#### SOURCE RECORDS

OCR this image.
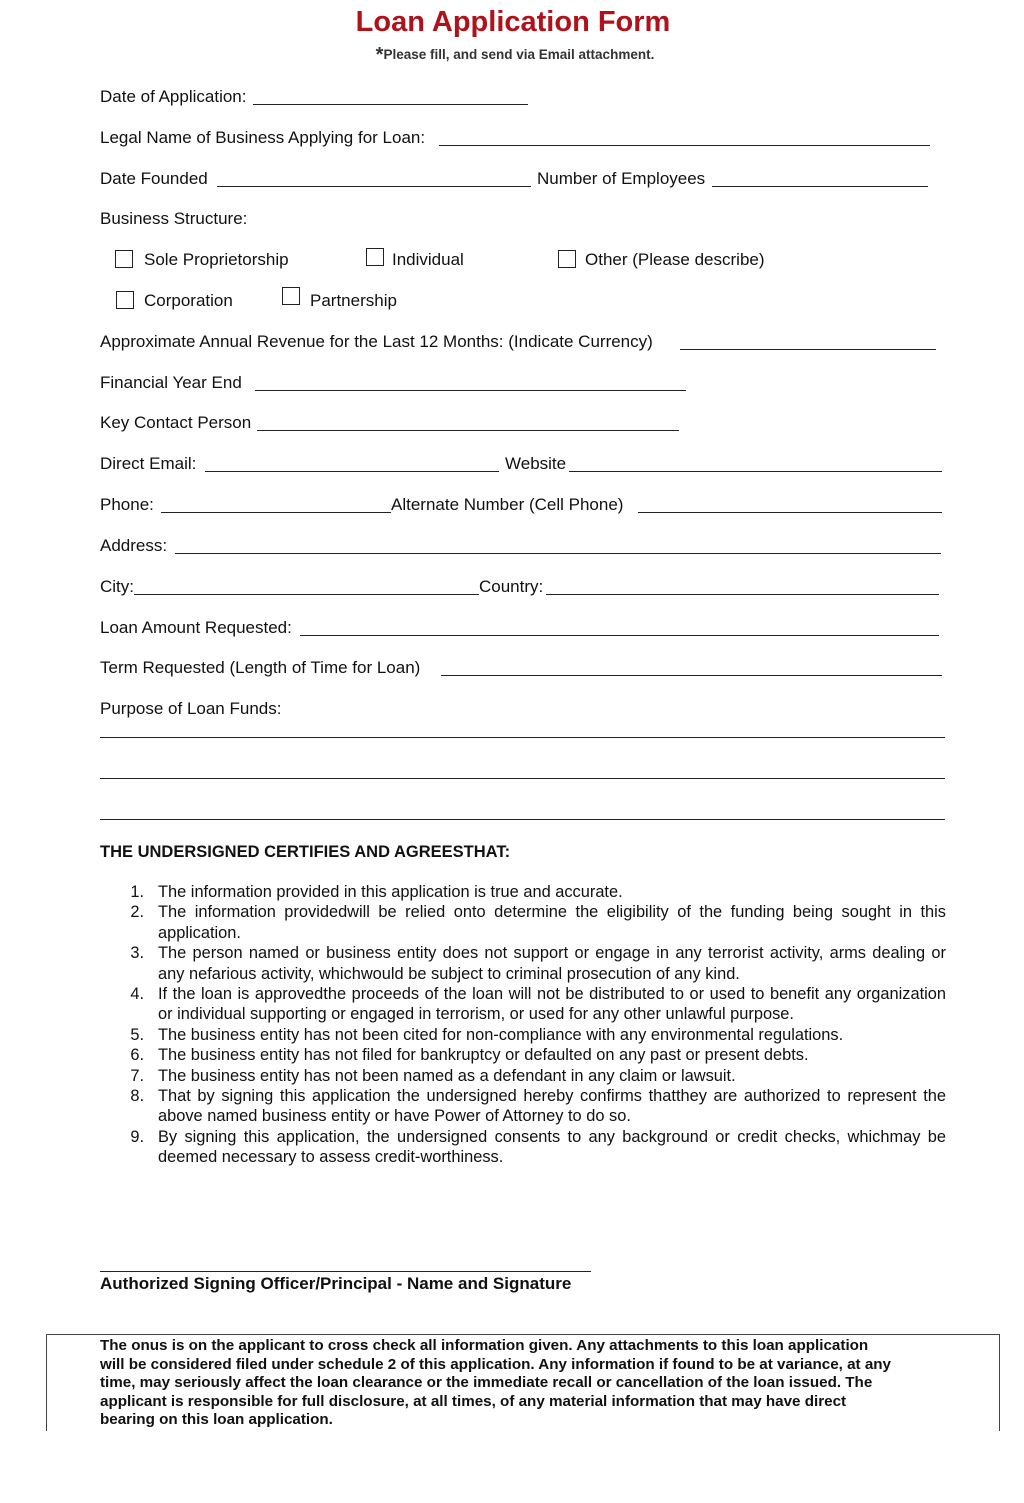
Loan Application Form
*Please fill, and send via Email attachment.
Date of Application:
Legal Name of Business Applying for Loan:
Date Founded	Number of Employees
Business Structure:
Sole Proprietorship	Individual	Other (Please describe)
Corporation	Partnership
Approximate Annual Revenue for the Last 12 Months: (Indicate Currency)
Financial Year End
Key Contact Person
Direct Email:	Website
Phone:	Alternate Number (Cell Phone)
Address:
City:	Country:
Loan Amount Requested:
Term Requested (Length of Time for Loan)
Purpose of Loan Funds:
THE UNDERSIGNED CERTIFIES AND AGREESTHAT:
1. The information provided in this application is true and accurate.
2. The information providedwill be relied onto determine the eligibility of the funding being sought in this application.
3. The person named or business entity does not support or engage in any terrorist activity, arms dealing or any nefarious activity, whichwould be subject to criminal prosecution of any kind.
4. If the loan is approvedthe proceeds of the loan will not be distributed to or used to benefit any organization or individual supporting or engaged in terrorism, or used for any other unlawful purpose.
5. The business entity has not been cited for non-compliance with any environmental regulations.
6. The business entity has not filed for bankruptcy or defaulted on any past or present debts.
7. The business entity has not been named as a defendant in any claim or lawsuit.
8. That by signing this application the undersigned hereby confirms thatthey are authorized to represent the above named business entity or have Power of Attorney to do so.
9. By signing this application, the undersigned consents to any background or credit checks, whichmay be deemed necessary to assess credit-worthiness.
Authorized Signing Officer/Principal - Name and Signature
The onus is on the applicant to cross check all information given. Any attachments to this loan application
will be considered filed under schedule 2 of this application. Any information if found to be at variance, at any
time, may seriously affect the loan clearance or the immediate recall or cancellation of the loan issued. The
applicant is responsible for full disclosure, at all times, of any material information that may have direct
bearing on this loan application.
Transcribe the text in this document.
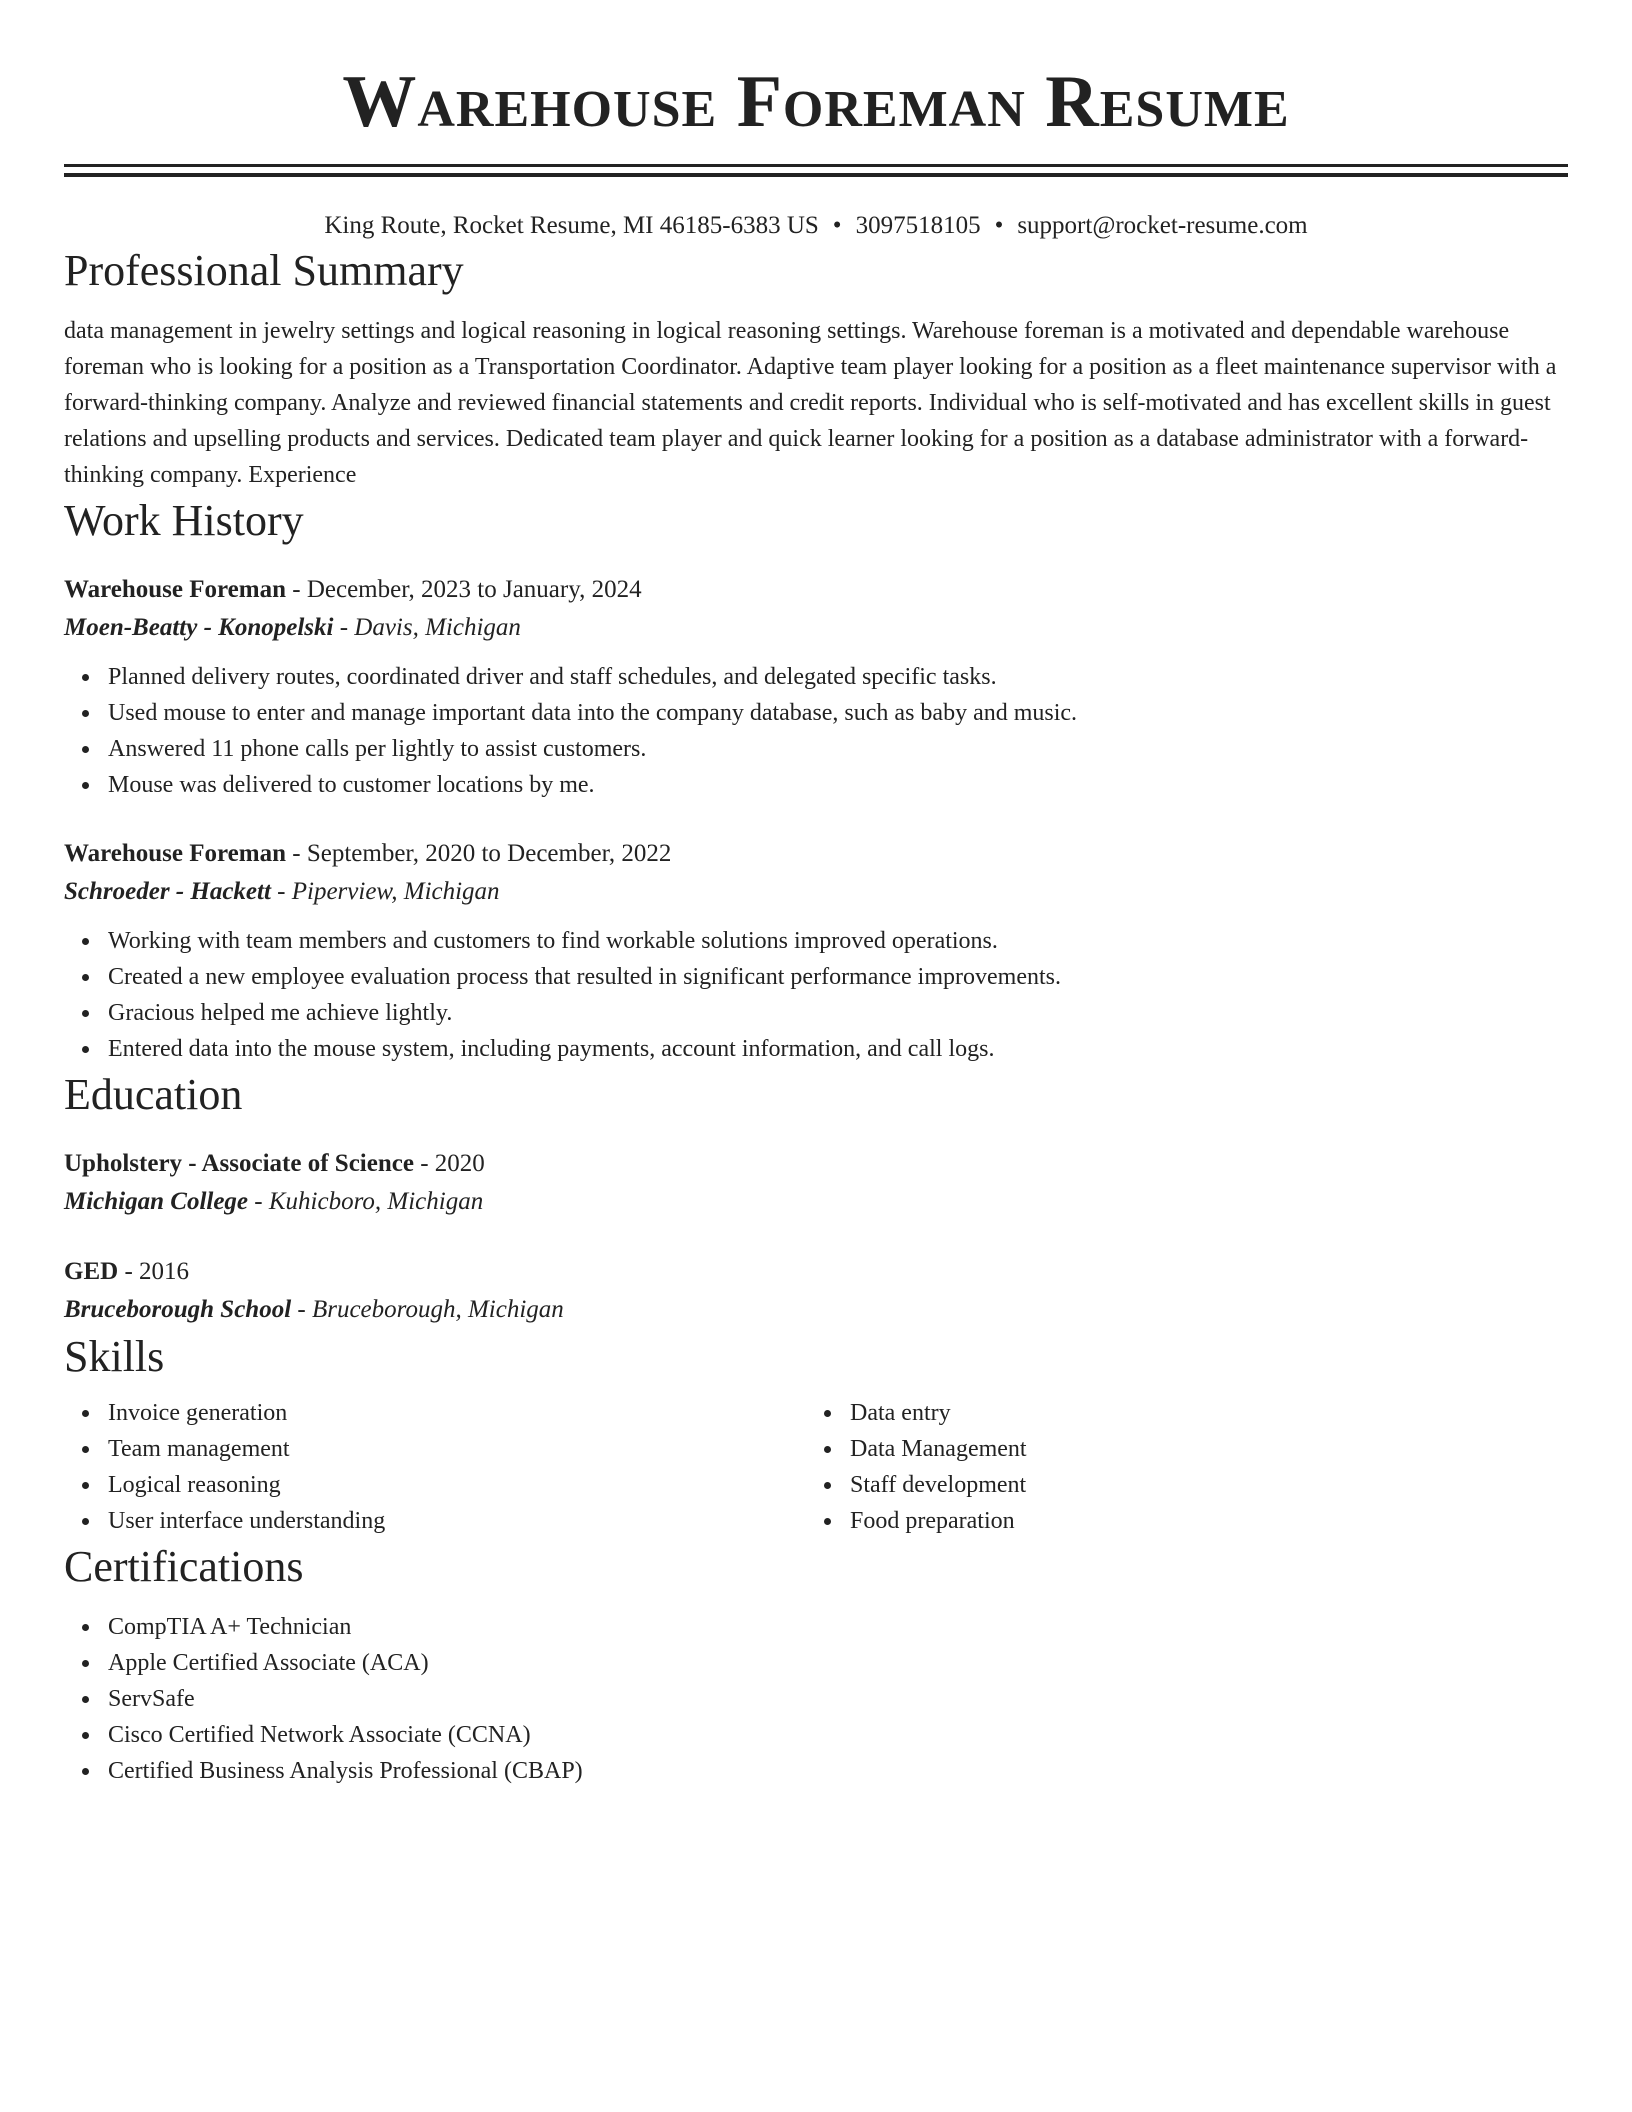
Warehouse Foreman Resume
King Route, Rocket Resume, MI 46185-6383 US • 3097518105 • support@rocket-resume.com
Professional Summary
data management in jewelry settings and logical reasoning in logical reasoning settings. Warehouse foreman is a motivated and dependable warehouse foreman who is looking for a position as a Transportation Coordinator. Adaptive team player looking for a position as a fleet maintenance supervisor with a forward-thinking company. Analyze and reviewed financial statements and credit reports. Individual who is self-motivated and has excellent skills in guest relations and upselling products and services. Dedicated team player and quick learner looking for a position as a database administrator with a forward-thinking company. Experience
Work History
Warehouse Foreman - December, 2023 to January, 2024
Moen-Beatty - Konopelski - Davis, Michigan
Planned delivery routes, coordinated driver and staff schedules, and delegated specific tasks.
Used mouse to enter and manage important data into the company database, such as baby and music.
Answered 11 phone calls per lightly to assist customers.
Mouse was delivered to customer locations by me.
Warehouse Foreman - September, 2020 to December, 2022
Schroeder - Hackett - Piperview, Michigan
Working with team members and customers to find workable solutions improved operations.
Created a new employee evaluation process that resulted in significant performance improvements.
Gracious helped me achieve lightly.
Entered data into the mouse system, including payments, account information, and call logs.
Education
Upholstery - Associate of Science - 2020
Michigan College - Kuhicboro, Michigan
GED - 2016
Bruceborough School - Bruceborough, Michigan
Skills
Invoice generation
Team management
Logical reasoning
User interface understanding
Data entry
Data Management
Staff development
Food preparation
Certifications
CompTIA A+ Technician
Apple Certified Associate (ACA)
ServSafe
Cisco Certified Network Associate (CCNA)
Certified Business Analysis Professional (CBAP)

########

## GIVEN REQUEST
Reproduce every record word for word. The copy must contain no pictures.

## COMPLETE ANSWER
OCR this image.
Loan Application Form
*Please fill, and send via Email attachment.
Date of Application:
Legal Name of Business Applying for Loan:
Date Founded	Number of Employees
Business Structure:
Sole Proprietorship	Individual	Other (Please describe)
Corporation	Partnership
Approximate Annual Revenue for the Last 12 Months: (Indicate Currency)
Financial Year End
Key Contact Person
Direct Email:	Website
Phone:	Alternate Number (Cell Phone)
Address:
City:	Country:
Loan Amount Requested:
Term Requested (Length of Time for Loan)
Purpose of Loan Funds:
THE UNDERSIGNED CERTIFIES AND AGREESTHAT:
1. The information provided in this application is true and accurate.
2. The information providedwill be relied onto determine the eligibility of the funding being sought in this application.
3. The person named or business entity does not support or engage in any terrorist activity, arms dealing or any nefarious activity, whichwould be subject to criminal prosecution of any kind.
4. If the loan is approvedthe proceeds of the loan will not be distributed to or used to benefit any organization or individual supporting or engaged in terrorism, or used for any other unlawful purpose.
5. The business entity has not been cited for non-compliance with any environmental regulations.
6. The business entity has not filed for bankruptcy or defaulted on any past or present debts.
7. The business entity has not been named as a defendant in any claim or lawsuit.
8. That by signing this application the undersigned hereby confirms thatthey are authorized to represent the above named business entity or have Power of Attorney to do so.
9. By signing this application, the undersigned consents to any background or credit checks, whichmay be deemed necessary to assess credit-worthiness.
Authorized Signing Officer/Principal - Name and Signature
The onus is on the applicant to cross check all information given. Any attachments to this loan application
will be considered filed under schedule 2 of this application. Any information if found to be at variance, at any
time, may seriously affect the loan clearance or the immediate recall or cancellation of the loan issued. The
applicant is responsible for full disclosure, at all times, of any material information that may have direct
bearing on this loan application.
Transcribe the text in this document.
Warehouse Foreman Resume
King Route, Rocket Resume, MI 46185-6383 US • 3097518105 • support@rocket-resume.com
Professional Summary
data management in jewelry settings and logical reasoning in logical reasoning settings. Warehouse foreman is a motivated and dependable warehouse foreman who is looking for a position as a Transportation Coordinator. Adaptive team player looking for a position as a fleet maintenance supervisor with a forward-thinking company. Analyze and reviewed financial statements and credit reports. Individual who is self-motivated and has excellent skills in guest relations and upselling products and services. Dedicated team player and quick learner looking for a position as a database administrator with a forward-thinking company. Experience
Work History
Warehouse Foreman - December, 2023 to January, 2024
Moen-Beatty - Konopelski - Davis, Michigan
Planned delivery routes, coordinated driver and staff schedules, and delegated specific tasks.
Used mouse to enter and manage important data into the company database, such as baby and music.
Answered 11 phone calls per lightly to assist customers.
Mouse was delivered to customer locations by me.
Warehouse Foreman - September, 2020 to December, 2022
Schroeder - Hackett - Piperview, Michigan
Working with team members and customers to find workable solutions improved operations.
Created a new employee evaluation process that resulted in significant performance improvements.
Gracious helped me achieve lightly.
Entered data into the mouse system, including payments, account information, and call logs.
Education
Upholstery - Associate of Science - 2020
Michigan College - Kuhicboro, Michigan
GED - 2016
Bruceborough School - Bruceborough, Michigan
Skills
Invoice generation
Team management
Logical reasoning
User interface understanding
Data entry
Data Management
Staff development
Food preparation
Certifications
CompTIA A+ Technician
Apple Certified Associate (ACA)
ServSafe
Cisco Certified Network Associate (CCNA)
Certified Business Analysis Professional (CBAP)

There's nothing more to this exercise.